Task prompt: Nothing in the data should change when you return it, but leave the pictures out.

---+---

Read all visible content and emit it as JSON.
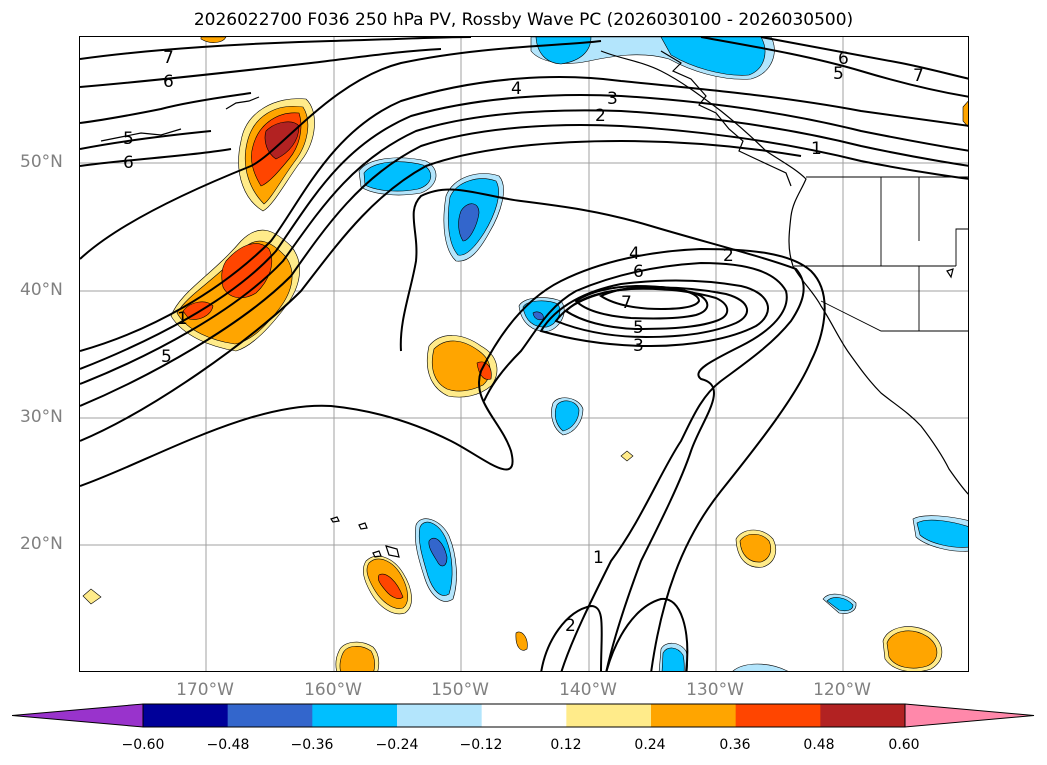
{
  "title": "2026022700 F036 250 hPa PV, Rossby Wave PC (2026030100 - 2026030500)",
  "lat_labels": [
    "50°N",
    "40°N",
    "30°N",
    "20°N"
  ],
  "lon_labels": [
    "170°W",
    "160°W",
    "150°W",
    "140°W",
    "130°W",
    "120°W"
  ],
  "contour_labels": [
    "7",
    "6",
    "5",
    "6",
    "4",
    "3",
    "2",
    "1",
    "6",
    "5",
    "7",
    "1",
    "5",
    "4",
    "2",
    "6",
    "7",
    "5",
    "3",
    "1",
    "2"
  ],
  "colorbar": {
    "ticks": [
      "−0.60",
      "−0.48",
      "−0.36",
      "−0.24",
      "−0.12",
      "0.12",
      "0.24",
      "0.36",
      "0.48",
      "0.60"
    ],
    "colors": [
      "#9933cc",
      "#000099",
      "#3366cc",
      "#00bfff",
      "#b3e5fc",
      "#ffffff",
      "#ffeb8a",
      "#ffa500",
      "#ff4500",
      "#b22222",
      "#ff88aa"
    ]
  }
}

---+---

Solution to the exercise:
Read all visible content and emit it as JSON.
{
  "title": "2026022700 F036 250 hPa PV, Rossby Wave PC (2026030100 - 2026030500)",
  "lat_labels": [
    "50°N",
    "40°N",
    "30°N",
    "20°N"
  ],
  "lon_labels": [
    "170°W",
    "160°W",
    "150°W",
    "140°W",
    "130°W",
    "120°W"
  ],
  "contour_labels": [
    "7",
    "6",
    "5",
    "6",
    "4",
    "3",
    "2",
    "1",
    "6",
    "5",
    "7",
    "1",
    "5",
    "4",
    "2",
    "6",
    "7",
    "5",
    "3",
    "1",
    "2"
  ],
  "colorbar": {
    "ticks": [
      "−0.60",
      "−0.48",
      "−0.36",
      "−0.24",
      "−0.12",
      "0.12",
      "0.24",
      "0.36",
      "0.48",
      "0.60"
    ],
    "colors": [
      "#9933cc",
      "#000099",
      "#3366cc",
      "#00bfff",
      "#b3e5fc",
      "#ffffff",
      "#ffeb8a",
      "#ffa500",
      "#ff4500",
      "#b22222",
      "#ff88aa"
    ]
  }
}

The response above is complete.